### Stated exercise
Transcribe the records that follow. Keep every word exactly, and drop the pictures.

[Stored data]
[Start]

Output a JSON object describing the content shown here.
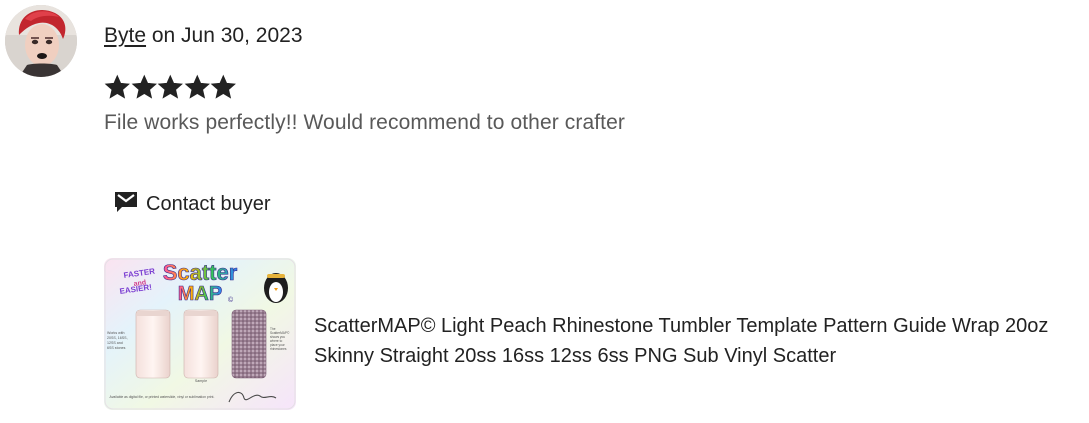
{
  "review": {
    "reviewer_name": "Byte",
    "date_text": " on Jun 30, 2023",
    "rating": 5,
    "rating_max": 5,
    "text": "File works perfectly!! Would recommend to other crafter",
    "contact_label": "Contact buyer"
  },
  "listing": {
    "title": "ScatterMAP© Light Peach Rhinestone Tumbler Template Pattern Guide Wrap 20oz Skinny Straight 20ss 16ss 12ss 6ss PNG Sub Vinyl Scatter",
    "thumbnail_text": {
      "badge_line1": "FASTER",
      "badge_line2": "and",
      "badge_line3": "EASIER!",
      "title_line1": "Scatter",
      "title_line2": "MAP",
      "title_mark": "©",
      "left_note": "Works with 20SS, 16SS, 12SS and 6SS stones",
      "right_note": "The ScatterMAP© shows you where to place your rhinestones for best fit and least fill",
      "caption_1": "ScatterMAP© applied as a sticker & light Peach rinse",
      "caption_2": "Sample",
      "caption_3": "Rhinestones applied to actual finished rhinestone result",
      "footer": "Available as digital file, or printed waterslide, vinyl or sublimation print."
    }
  },
  "icons": {
    "star": "star-icon",
    "contact": "mail-icon"
  },
  "colors": {
    "star": "#222222",
    "text_secondary": "#595959"
  }
}
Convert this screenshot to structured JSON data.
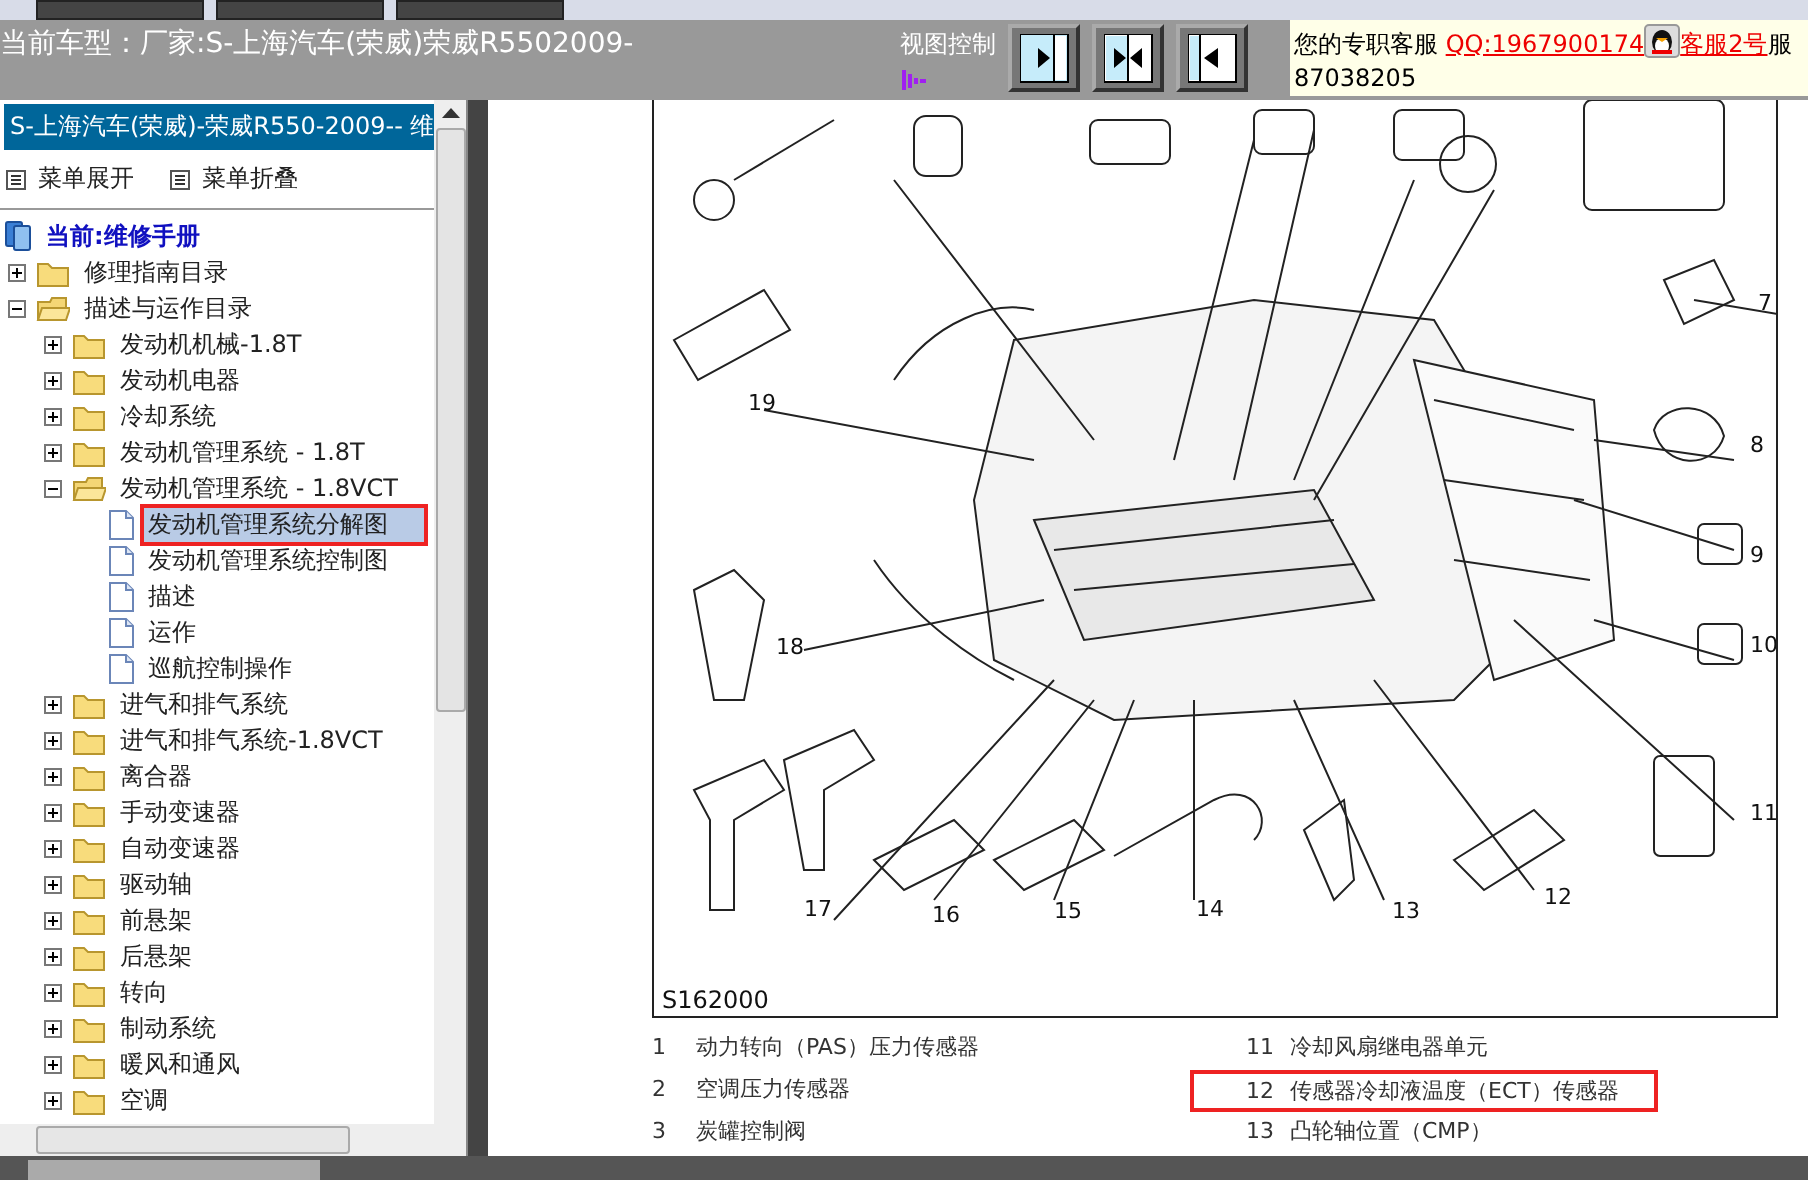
{
  "header": {
    "title": "当前车型：厂家:S-上海汽车(荣威)荣威R5502009-"
  },
  "view_control": {
    "label": "视图控制",
    "buttons": [
      {
        "kind": "expand-right"
      },
      {
        "kind": "split"
      },
      {
        "kind": "expand-left"
      }
    ]
  },
  "service": {
    "label": "您的专职客服",
    "qq_link": "QQ:1967900174",
    "agent_link": "客服2号",
    "suffix": "服",
    "phone": "87038205"
  },
  "sidebar": {
    "title": "S-上海汽车(荣威)-荣威R550-2009-- 维",
    "menu": [
      "菜单展开",
      "菜单折叠"
    ],
    "tree": {
      "label": "当前:维修手册",
      "children": [
        {
          "label": "修理指南目录",
          "kind": "folder",
          "expanded": false,
          "selected": false,
          "marked": false
        },
        {
          "label": "描述与运作目录",
          "kind": "folder",
          "expanded": true,
          "selected": false,
          "marked": false,
          "children": [
            {
              "label": "发动机机械-1.8T",
              "kind": "folder",
              "expanded": false,
              "selected": false,
              "marked": false
            },
            {
              "label": "发动机电器",
              "kind": "folder",
              "expanded": false,
              "selected": false,
              "marked": false
            },
            {
              "label": "冷却系统",
              "kind": "folder",
              "expanded": false,
              "selected": false,
              "marked": false
            },
            {
              "label": "发动机管理系统 - 1.8T",
              "kind": "folder",
              "expanded": false,
              "selected": false,
              "marked": false
            },
            {
              "label": "发动机管理系统 - 1.8VCT",
              "kind": "folder",
              "expanded": true,
              "selected": false,
              "marked": false,
              "children": [
                {
                  "label": "发动机管理系统分解图",
                  "kind": "document",
                  "selected": true,
                  "marked": true
                },
                {
                  "label": "发动机管理系统控制图",
                  "kind": "document",
                  "selected": false,
                  "marked": false
                },
                {
                  "label": "描述",
                  "kind": "document",
                  "selected": false,
                  "marked": false
                },
                {
                  "label": "运作",
                  "kind": "document",
                  "selected": false,
                  "marked": false
                },
                {
                  "label": "巡航控制操作",
                  "kind": "document",
                  "selected": false,
                  "marked": false
                }
              ]
            },
            {
              "label": "进气和排气系统",
              "kind": "folder",
              "expanded": false,
              "selected": false,
              "marked": false
            },
            {
              "label": "进气和排气系统-1.8VCT",
              "kind": "folder",
              "expanded": false,
              "selected": false,
              "marked": false
            },
            {
              "label": "离合器",
              "kind": "folder",
              "expanded": false,
              "selected": false,
              "marked": false
            },
            {
              "label": "手动变速器",
              "kind": "folder",
              "expanded": false,
              "selected": false,
              "marked": false
            },
            {
              "label": "自动变速器",
              "kind": "folder",
              "expanded": false,
              "selected": false,
              "marked": false
            },
            {
              "label": "驱动轴",
              "kind": "folder",
              "expanded": false,
              "selected": false,
              "marked": false
            },
            {
              "label": "前悬架",
              "kind": "folder",
              "expanded": false,
              "selected": false,
              "marked": false
            },
            {
              "label": "后悬架",
              "kind": "folder",
              "expanded": false,
              "selected": false,
              "marked": false
            },
            {
              "label": "转向",
              "kind": "folder",
              "expanded": false,
              "selected": false,
              "marked": false
            },
            {
              "label": "制动系统",
              "kind": "folder",
              "expanded": false,
              "selected": false,
              "marked": false
            },
            {
              "label": "暖风和通风",
              "kind": "folder",
              "expanded": false,
              "selected": false,
              "marked": false
            },
            {
              "label": "空调",
              "kind": "folder",
              "expanded": false,
              "selected": false,
              "marked": false
            }
          ]
        }
      ]
    }
  },
  "diagram": {
    "code": "S162000",
    "callouts": [
      "19",
      "7",
      "8",
      "9",
      "10",
      "18",
      "11",
      "17",
      "16",
      "15",
      "14",
      "13",
      "12"
    ]
  },
  "legend": [
    {
      "number": "1",
      "text": "动力转向（PAS）压力传感器",
      "marked": false
    },
    {
      "number": "11",
      "text": "冷却风扇继电器单元",
      "marked": false
    },
    {
      "number": "2",
      "text": "空调压力传感器",
      "marked": false
    },
    {
      "number": "12",
      "text": "传感器冷却液温度（ECT）传感器",
      "marked": true
    },
    {
      "number": "3",
      "text": "炭罐控制阀",
      "marked": false
    },
    {
      "number": "13",
      "text": "凸轮轴位置（CMP）",
      "marked": false
    }
  ]
}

[End]

### Task output
Output a JSON object describing the content shown here.
{
  "review": {
    "reviewer_name": "Byte",
    "date_text": " on Jun 30, 2023",
    "rating": 5,
    "rating_max": 5,
    "text": "File works perfectly!! Would recommend to other crafter",
    "contact_label": "Contact buyer"
  },
  "listing": {
    "title": "ScatterMAP© Light Peach Rhinestone Tumbler Template Pattern Guide Wrap 20oz Skinny Straight 20ss 16ss 12ss 6ss PNG Sub Vinyl Scatter",
    "thumbnail_text": {
      "badge_line1": "FASTER",
      "badge_line2": "and",
      "badge_line3": "EASIER!",
      "title_line1": "Scatter",
      "title_line2": "MAP",
      "title_mark": "©",
      "left_note": "Works with 20SS, 16SS, 12SS and 6SS stones",
      "right_note": "The ScatterMAP© shows you where to place your rhinestones for best fit and least fill",
      "caption_1": "ScatterMAP© applied as a sticker & light Peach rinse",
      "caption_2": "Sample",
      "caption_3": "Rhinestones applied to actual finished rhinestone result",
      "footer": "Available as digital file, or printed waterslide, vinyl or sublimation print."
    }
  },
  "icons": {
    "star": "star-icon",
    "contact": "mail-icon"
  },
  "colors": {
    "star": "#222222",
    "text_secondary": "#595959"
  }
}
Convert this screenshot to structured JSON data.
{
  "header": {
    "title": "当前车型：厂家:S-上海汽车(荣威)荣威R5502009-"
  },
  "view_control": {
    "label": "视图控制",
    "buttons": [
      {
        "kind": "expand-right"
      },
      {
        "kind": "split"
      },
      {
        "kind": "expand-left"
      }
    ]
  },
  "service": {
    "label": "您的专职客服",
    "qq_link": "QQ:1967900174",
    "agent_link": "客服2号",
    "suffix": "服",
    "phone": "87038205"
  },
  "sidebar": {
    "title": "S-上海汽车(荣威)-荣威R550-2009-- 维",
    "menu": [
      "菜单展开",
      "菜单折叠"
    ],
    "tree": {
      "label": "当前:维修手册",
      "children": [
        {
          "label": "修理指南目录",
          "kind": "folder",
          "expanded": false,
          "selected": false,
          "marked": false
        },
        {
          "label": "描述与运作目录",
          "kind": "folder",
          "expanded": true,
          "selected": false,
          "marked": false,
          "children": [
            {
              "label": "发动机机械-1.8T",
              "kind": "folder",
              "expanded": false,
              "selected": false,
              "marked": false
            },
            {
              "label": "发动机电器",
              "kind": "folder",
              "expanded": false,
              "selected": false,
              "marked": false
            },
            {
              "label": "冷却系统",
              "kind": "folder",
              "expanded": false,
              "selected": false,
              "marked": false
            },
            {
              "label": "发动机管理系统 - 1.8T",
              "kind": "folder",
              "expanded": false,
              "selected": false,
              "marked": false
            },
            {
              "label": "发动机管理系统 - 1.8VCT",
              "kind": "folder",
              "expanded": true,
              "selected": false,
              "marked": false,
              "children": [
                {
                  "label": "发动机管理系统分解图",
                  "kind": "document",
                  "selected": true,
                  "marked": true
                },
                {
                  "label": "发动机管理系统控制图",
                  "kind": "document",
                  "selected": false,
                  "marked": false
                },
                {
                  "label": "描述",
                  "kind": "document",
                  "selected": false,
                  "marked": false
                },
                {
                  "label": "运作",
                  "kind": "document",
                  "selected": false,
                  "marked": false
                },
                {
                  "label": "巡航控制操作",
                  "kind": "document",
                  "selected": false,
                  "marked": false
                }
              ]
            },
            {
              "label": "进气和排气系统",
              "kind": "folder",
              "expanded": false,
              "selected": false,
              "marked": false
            },
            {
              "label": "进气和排气系统-1.8VCT",
              "kind": "folder",
              "expanded": false,
              "selected": false,
              "marked": false
            },
            {
              "label": "离合器",
              "kind": "folder",
              "expanded": false,
              "selected": false,
              "marked": false
            },
            {
              "label": "手动变速器",
              "kind": "folder",
              "expanded": false,
              "selected": false,
              "marked": false
            },
            {
              "label": "自动变速器",
              "kind": "folder",
              "expanded": false,
              "selected": false,
              "marked": false
            },
            {
              "label": "驱动轴",
              "kind": "folder",
              "expanded": false,
              "selected": false,
              "marked": false
            },
            {
              "label": "前悬架",
              "kind": "folder",
              "expanded": false,
              "selected": false,
              "marked": false
            },
            {
              "label": "后悬架",
              "kind": "folder",
              "expanded": false,
              "selected": false,
              "marked": false
            },
            {
              "label": "转向",
              "kind": "folder",
              "expanded": false,
              "selected": false,
              "marked": false
            },
            {
              "label": "制动系统",
              "kind": "folder",
              "expanded": false,
              "selected": false,
              "marked": false
            },
            {
              "label": "暖风和通风",
              "kind": "folder",
              "expanded": false,
              "selected": false,
              "marked": false
            },
            {
              "label": "空调",
              "kind": "folder",
              "expanded": false,
              "selected": false,
              "marked": false
            }
          ]
        }
      ]
    }
  },
  "diagram": {
    "code": "S162000",
    "callouts": [
      "19",
      "7",
      "8",
      "9",
      "10",
      "18",
      "11",
      "17",
      "16",
      "15",
      "14",
      "13",
      "12"
    ]
  },
  "legend": [
    {
      "number": "1",
      "text": "动力转向（PAS）压力传感器",
      "marked": false
    },
    {
      "number": "11",
      "text": "冷却风扇继电器单元",
      "marked": false
    },
    {
      "number": "2",
      "text": "空调压力传感器",
      "marked": false
    },
    {
      "number": "12",
      "text": "传感器冷却液温度（ECT）传感器",
      "marked": true
    },
    {
      "number": "3",
      "text": "炭罐控制阀",
      "marked": false
    },
    {
      "number": "13",
      "text": "凸轮轴位置（CMP）",
      "marked": false
    }
  ]
}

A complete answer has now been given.